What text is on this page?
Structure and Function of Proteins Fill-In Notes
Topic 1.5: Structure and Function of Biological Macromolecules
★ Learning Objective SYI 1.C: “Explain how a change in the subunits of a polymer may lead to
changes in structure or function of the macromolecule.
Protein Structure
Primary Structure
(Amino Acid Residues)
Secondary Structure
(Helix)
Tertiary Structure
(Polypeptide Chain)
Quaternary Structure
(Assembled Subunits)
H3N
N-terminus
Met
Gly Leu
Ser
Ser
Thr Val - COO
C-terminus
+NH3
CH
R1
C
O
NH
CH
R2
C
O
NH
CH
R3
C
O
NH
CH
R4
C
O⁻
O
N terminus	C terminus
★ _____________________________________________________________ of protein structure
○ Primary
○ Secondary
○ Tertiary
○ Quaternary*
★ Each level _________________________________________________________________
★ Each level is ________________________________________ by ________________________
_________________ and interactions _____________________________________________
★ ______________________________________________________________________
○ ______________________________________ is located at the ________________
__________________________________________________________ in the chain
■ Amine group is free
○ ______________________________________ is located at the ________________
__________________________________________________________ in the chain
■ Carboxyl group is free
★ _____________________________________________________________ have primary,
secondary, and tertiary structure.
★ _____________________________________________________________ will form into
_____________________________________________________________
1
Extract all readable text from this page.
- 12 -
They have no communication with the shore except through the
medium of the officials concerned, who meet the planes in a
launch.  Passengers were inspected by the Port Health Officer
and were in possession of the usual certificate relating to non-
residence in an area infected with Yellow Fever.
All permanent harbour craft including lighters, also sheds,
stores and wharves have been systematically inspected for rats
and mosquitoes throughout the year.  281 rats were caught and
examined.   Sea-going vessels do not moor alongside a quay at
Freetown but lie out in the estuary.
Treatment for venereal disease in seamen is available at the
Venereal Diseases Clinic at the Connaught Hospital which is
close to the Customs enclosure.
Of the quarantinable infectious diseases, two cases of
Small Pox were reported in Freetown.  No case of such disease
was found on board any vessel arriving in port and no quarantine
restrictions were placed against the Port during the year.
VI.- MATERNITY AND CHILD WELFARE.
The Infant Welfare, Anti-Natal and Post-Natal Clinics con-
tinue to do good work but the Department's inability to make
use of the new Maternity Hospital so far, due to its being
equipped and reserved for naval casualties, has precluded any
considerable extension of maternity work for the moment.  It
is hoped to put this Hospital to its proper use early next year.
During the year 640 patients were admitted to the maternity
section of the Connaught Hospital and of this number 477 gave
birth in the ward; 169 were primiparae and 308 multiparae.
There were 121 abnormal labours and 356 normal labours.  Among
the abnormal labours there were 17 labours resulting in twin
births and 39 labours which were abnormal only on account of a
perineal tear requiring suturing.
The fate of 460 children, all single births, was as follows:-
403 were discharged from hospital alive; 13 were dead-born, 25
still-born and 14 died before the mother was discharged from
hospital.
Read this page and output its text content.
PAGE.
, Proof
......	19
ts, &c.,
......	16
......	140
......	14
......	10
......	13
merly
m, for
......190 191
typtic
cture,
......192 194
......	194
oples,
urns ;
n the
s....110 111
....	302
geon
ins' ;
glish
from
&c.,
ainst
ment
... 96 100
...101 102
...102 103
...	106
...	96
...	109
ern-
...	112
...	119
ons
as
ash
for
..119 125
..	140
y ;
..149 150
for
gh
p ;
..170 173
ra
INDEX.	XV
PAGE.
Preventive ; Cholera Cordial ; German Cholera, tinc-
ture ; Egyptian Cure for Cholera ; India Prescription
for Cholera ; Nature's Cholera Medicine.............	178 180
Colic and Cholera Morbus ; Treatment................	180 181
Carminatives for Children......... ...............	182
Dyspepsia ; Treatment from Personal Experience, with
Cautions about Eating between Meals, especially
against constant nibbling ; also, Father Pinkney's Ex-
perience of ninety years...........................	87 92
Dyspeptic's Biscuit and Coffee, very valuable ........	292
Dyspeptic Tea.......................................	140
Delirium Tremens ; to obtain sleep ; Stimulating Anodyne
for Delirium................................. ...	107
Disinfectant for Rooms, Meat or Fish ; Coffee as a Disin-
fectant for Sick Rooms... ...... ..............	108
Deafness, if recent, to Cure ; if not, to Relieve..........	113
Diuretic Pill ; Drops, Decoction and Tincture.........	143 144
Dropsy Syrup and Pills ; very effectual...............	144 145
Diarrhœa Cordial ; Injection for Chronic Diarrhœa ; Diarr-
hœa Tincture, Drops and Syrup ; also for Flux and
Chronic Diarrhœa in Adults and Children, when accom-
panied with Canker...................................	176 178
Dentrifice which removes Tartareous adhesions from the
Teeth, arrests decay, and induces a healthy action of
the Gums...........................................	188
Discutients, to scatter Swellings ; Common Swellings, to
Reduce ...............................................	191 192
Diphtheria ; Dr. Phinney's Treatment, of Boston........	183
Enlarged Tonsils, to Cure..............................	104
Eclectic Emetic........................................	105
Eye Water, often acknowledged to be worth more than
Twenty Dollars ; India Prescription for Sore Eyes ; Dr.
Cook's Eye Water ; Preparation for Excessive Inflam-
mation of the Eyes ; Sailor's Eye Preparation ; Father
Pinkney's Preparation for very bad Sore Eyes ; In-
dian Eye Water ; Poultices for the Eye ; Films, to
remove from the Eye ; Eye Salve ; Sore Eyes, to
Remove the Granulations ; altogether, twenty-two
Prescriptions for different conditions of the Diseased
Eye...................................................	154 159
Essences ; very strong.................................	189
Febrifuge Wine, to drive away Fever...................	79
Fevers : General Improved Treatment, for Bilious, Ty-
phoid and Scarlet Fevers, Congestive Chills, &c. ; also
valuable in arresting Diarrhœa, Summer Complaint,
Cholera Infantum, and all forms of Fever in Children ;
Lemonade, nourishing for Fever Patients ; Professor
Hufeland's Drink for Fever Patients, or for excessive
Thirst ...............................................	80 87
□ □ □ □
**ABOUT THIS TASK:**
Word for word, retype all of the material.

**FINAL ANSWER:**
What text is on this page?
Structure and Function of Proteins Fill-In Notes
Topic 1.5: Structure and Function of Biological Macromolecules
★ Learning Objective SYI 1.C: “Explain how a change in the subunits of a polymer may lead to
changes in structure or function of the macromolecule.
Protein Structure
Primary Structure
(Amino Acid Residues)
Secondary Structure
(Helix)
Tertiary Structure
(Polypeptide Chain)
Quaternary Structure
(Assembled Subunits)
H3N
N-terminus
Met
Gly Leu
Ser
Ser
Thr Val - COO
C-terminus
+NH3
CH
R1
C
O
NH
CH
R2
C
O
NH
CH
R3
C
O
NH
CH
R4
C
O⁻
O
N terminus	C terminus
★ _____________________________________________________________ of protein structure
○ Primary
○ Secondary
○ Tertiary
○ Quaternary*
★ Each level _________________________________________________________________
★ Each level is ________________________________________ by ________________________
_________________ and interactions _____________________________________________
★ ______________________________________________________________________
○ ______________________________________ is located at the ________________
__________________________________________________________ in the chain
■ Amine group is free
○ ______________________________________ is located at the ________________
__________________________________________________________ in the chain
■ Carboxyl group is free
★ _____________________________________________________________ have primary,
secondary, and tertiary structure.
★ _____________________________________________________________ will form into
_____________________________________________________________
1
Extract all readable text from this page.
- 12 -
They have no communication with the shore except through the
medium of the officials concerned, who meet the planes in a
launch.  Passengers were inspected by the Port Health Officer
and were in possession of the usual certificate relating to non-
residence in an area infected with Yellow Fever.
All permanent harbour craft including lighters, also sheds,
stores and wharves have been systematically inspected for rats
and mosquitoes throughout the year.  281 rats were caught and
examined.   Sea-going vessels do not moor alongside a quay at
Freetown but lie out in the estuary.
Treatment for venereal disease in seamen is available at the
Venereal Diseases Clinic at the Connaught Hospital which is
close to the Customs enclosure.
Of the quarantinable infectious diseases, two cases of
Small Pox were reported in Freetown.  No case of such disease
was found on board any vessel arriving in port and no quarantine
restrictions were placed against the Port during the year.
VI.- MATERNITY AND CHILD WELFARE.
The Infant Welfare, Anti-Natal and Post-Natal Clinics con-
tinue to do good work but the Department's inability to make
use of the new Maternity Hospital so far, due to its being
equipped and reserved for naval casualties, has precluded any
considerable extension of maternity work for the moment.  It
is hoped to put this Hospital to its proper use early next year.
During the year 640 patients were admitted to the maternity
section of the Connaught Hospital and of this number 477 gave
birth in the ward; 169 were primiparae and 308 multiparae.
There were 121 abnormal labours and 356 normal labours.  Among
the abnormal labours there were 17 labours resulting in twin
births and 39 labours which were abnormal only on account of a
perineal tear requiring suturing.
The fate of 460 children, all single births, was as follows:-
403 were discharged from hospital alive; 13 were dead-born, 25
still-born and 14 died before the mother was discharged from
hospital.
Read this page and output its text content.
PAGE.
, Proof
......	19
ts, &c.,
......	16
......	140
......	14
......	10
......	13
merly
m, for
......190 191
typtic
cture,
......192 194
......	194
oples,
urns ;
n the
s....110 111
....	302
geon
ins' ;
glish
from
&c.,
ainst
ment
... 96 100
...101 102
...102 103
...	106
...	96
...	109
ern-
...	112
...	119
ons
as
ash
for
..119 125
..	140
y ;
..149 150
for
gh
p ;
..170 173
ra
INDEX.	XV
PAGE.
Preventive ; Cholera Cordial ; German Cholera, tinc-
ture ; Egyptian Cure for Cholera ; India Prescription
for Cholera ; Nature's Cholera Medicine.............	178 180
Colic and Cholera Morbus ; Treatment................	180 181
Carminatives for Children......... ...............	182
Dyspepsia ; Treatment from Personal Experience, with
Cautions about Eating between Meals, especially
against constant nibbling ; also, Father Pinkney's Ex-
perience of ninety years...........................	87 92
Dyspeptic's Biscuit and Coffee, very valuable ........	292
Dyspeptic Tea.......................................	140
Delirium Tremens ; to obtain sleep ; Stimulating Anodyne
for Delirium................................. ...	107
Disinfectant for Rooms, Meat or Fish ; Coffee as a Disin-
fectant for Sick Rooms... ...... ..............	108
Deafness, if recent, to Cure ; if not, to Relieve..........	113
Diuretic Pill ; Drops, Decoction and Tincture.........	143 144
Dropsy Syrup and Pills ; very effectual...............	144 145
Diarrhœa Cordial ; Injection for Chronic Diarrhœa ; Diarr-
hœa Tincture, Drops and Syrup ; also for Flux and
Chronic Diarrhœa in Adults and Children, when accom-
panied with Canker...................................	176 178
Dentrifice which removes Tartareous adhesions from the
Teeth, arrests decay, and induces a healthy action of
the Gums...........................................	188
Discutients, to scatter Swellings ; Common Swellings, to
Reduce ...............................................	191 192
Diphtheria ; Dr. Phinney's Treatment, of Boston........	183
Enlarged Tonsils, to Cure..............................	104
Eclectic Emetic........................................	105
Eye Water, often acknowledged to be worth more than
Twenty Dollars ; India Prescription for Sore Eyes ; Dr.
Cook's Eye Water ; Preparation for Excessive Inflam-
mation of the Eyes ; Sailor's Eye Preparation ; Father
Pinkney's Preparation for very bad Sore Eyes ; In-
dian Eye Water ; Poultices for the Eye ; Films, to
remove from the Eye ; Eye Salve ; Sore Eyes, to
Remove the Granulations ; altogether, twenty-two
Prescriptions for different conditions of the Diseased
Eye...................................................	154 159
Essences ; very strong.................................	189
Febrifuge Wine, to drive away Fever...................	79
Fevers : General Improved Treatment, for Bilious, Ty-
phoid and Scarlet Fevers, Congestive Chills, &c. ; also
valuable in arresting Diarrhœa, Summer Complaint,
Cholera Infantum, and all forms of Fever in Children ;
Lemonade, nourishing for Fever Patients ; Professor
Hufeland's Drink for Fever Patients, or for excessive
Thirst ...............................................	80 87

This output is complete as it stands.